(begin)
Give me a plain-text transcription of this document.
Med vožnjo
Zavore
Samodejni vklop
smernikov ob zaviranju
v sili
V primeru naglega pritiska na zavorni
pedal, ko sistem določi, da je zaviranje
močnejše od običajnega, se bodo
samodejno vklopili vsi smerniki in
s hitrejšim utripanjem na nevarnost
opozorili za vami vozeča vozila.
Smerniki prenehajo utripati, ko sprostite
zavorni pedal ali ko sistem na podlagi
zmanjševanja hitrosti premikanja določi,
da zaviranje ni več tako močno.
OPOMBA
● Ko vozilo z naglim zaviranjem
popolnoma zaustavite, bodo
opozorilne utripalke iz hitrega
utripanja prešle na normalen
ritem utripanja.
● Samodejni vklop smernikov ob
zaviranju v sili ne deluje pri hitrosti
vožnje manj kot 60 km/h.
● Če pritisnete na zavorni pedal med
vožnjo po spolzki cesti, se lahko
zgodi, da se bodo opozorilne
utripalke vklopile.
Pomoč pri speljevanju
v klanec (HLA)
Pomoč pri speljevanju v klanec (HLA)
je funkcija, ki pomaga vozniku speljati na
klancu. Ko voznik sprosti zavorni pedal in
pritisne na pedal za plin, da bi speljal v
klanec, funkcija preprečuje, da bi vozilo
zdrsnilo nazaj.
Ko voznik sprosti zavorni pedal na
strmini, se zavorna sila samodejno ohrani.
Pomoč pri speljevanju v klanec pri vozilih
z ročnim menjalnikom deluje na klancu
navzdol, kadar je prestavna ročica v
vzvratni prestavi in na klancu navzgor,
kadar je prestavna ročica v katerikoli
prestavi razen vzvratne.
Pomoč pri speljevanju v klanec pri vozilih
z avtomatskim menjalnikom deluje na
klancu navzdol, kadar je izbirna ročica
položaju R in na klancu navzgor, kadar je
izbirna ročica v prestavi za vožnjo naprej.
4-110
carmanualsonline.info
(end)
**STATED PROBLEM**
Repeat every record exactly as written, please.

**RESULT**
Give me a plain-text transcription of this document.
Med vožnjo
Zavore
Samodejni vklop
smernikov ob zaviranju
v sili
V primeru naglega pritiska na zavorni
pedal, ko sistem določi, da je zaviranje
močnejše od običajnega, se bodo
samodejno vklopili vsi smerniki in
s hitrejšim utripanjem na nevarnost
opozorili za vami vozeča vozila.
Smerniki prenehajo utripati, ko sprostite
zavorni pedal ali ko sistem na podlagi
zmanjševanja hitrosti premikanja določi,
da zaviranje ni več tako močno.
OPOMBA
● Ko vozilo z naglim zaviranjem
popolnoma zaustavite, bodo
opozorilne utripalke iz hitrega
utripanja prešle na normalen
ritem utripanja.
● Samodejni vklop smernikov ob
zaviranju v sili ne deluje pri hitrosti
vožnje manj kot 60 km/h.
● Če pritisnete na zavorni pedal med
vožnjo po spolzki cesti, se lahko
zgodi, da se bodo opozorilne
utripalke vklopile.
Pomoč pri speljevanju
v klanec (HLA)
Pomoč pri speljevanju v klanec (HLA)
je funkcija, ki pomaga vozniku speljati na
klancu. Ko voznik sprosti zavorni pedal in
pritisne na pedal za plin, da bi speljal v
klanec, funkcija preprečuje, da bi vozilo
zdrsnilo nazaj.
Ko voznik sprosti zavorni pedal na
strmini, se zavorna sila samodejno ohrani.
Pomoč pri speljevanju v klanec pri vozilih
z ročnim menjalnikom deluje na klancu
navzdol, kadar je prestavna ročica v
vzvratni prestavi in na klancu navzgor,
kadar je prestavna ročica v katerikoli
prestavi razen vzvratne.
Pomoč pri speljevanju v klanec pri vozilih
z avtomatskim menjalnikom deluje na
klancu navzdol, kadar je izbirna ročica
položaju R in na klancu navzgor, kadar je
izbirna ročica v prestavi za vožnjo naprej.
4-110
carmanualsonline.info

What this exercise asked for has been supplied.